* Start *
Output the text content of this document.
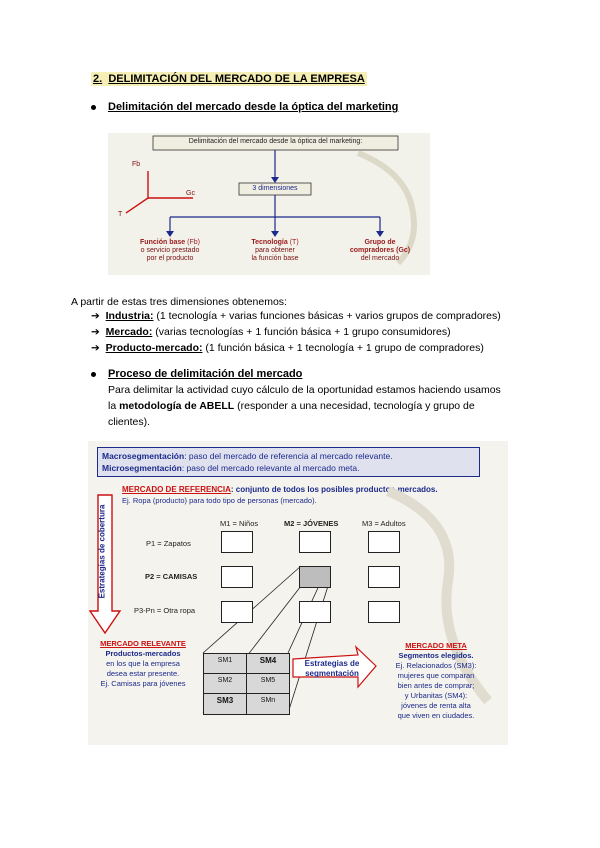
2. DELIMITACIÓN DEL MERCADO DE LA EMPRESA
Delimitación del mercado desde la óptica del marketing
Delimitación del mercado desde la óptica del marketing:
3 dimensiones
Fb
Gc
T
Función base (Fb)
o servicio prestado
por el producto
Tecnología (T)
para obtener
la función base
Grupo de
compradores (Gc)
del mercado
A partir de estas tres dimensiones obtenemos:
➔  Industria: (1 tecnología + varias funciones básicas + varios grupos de compradores)
➔  Mercado: (varias tecnologías + 1 función básica + 1 grupo consumidores)
➔  Producto-mercado: (1 función básica + 1 tecnología + 1 grupo de compradores)
Proceso de delimitación del mercado
Para delimitar la actividad cuyo cálculo de la oportunidad estamos haciendo usamos
la metodología de ABELL (responder a una necesidad, tecnología y grupo de
clientes).
Macrosegmentación: paso del mercado de referencia al mercado relevante.
Microsegmentación: paso del mercado relevante al mercado meta.
MERCADO DE REFERENCIA: conjunto de todos los posibles productos-mercados.
Ej. Ropa (producto) para todo tipo de personas (mercado).
Estrategias de cobertura	M1 = Niños	M2 = JÓVENES	M3 = Adultos
P1 = Zapatos
P2 = CAMISAS
P3-Pn = Otra ropa
MERCADO RELEVANTE
Productos-mercados
en los que la empresa
desea estar presente.
Ej. Camisas para jóvenes
SM1	SM4
SM2	SM5
SM3	SMn
Estrategias de
segmentación
MERCADO META
Segmentos elegidos.
Ej. Relacionados (SM3):
mujeres que comparan
bien antes de comprar;
y Urbanitas (SM4):
jóvenes de renta alta
que viven en ciudades.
* End *
**Directive**. Across the records, count the lines holding the string "óptica". Give the number and stop.

**Answer to the task**. 2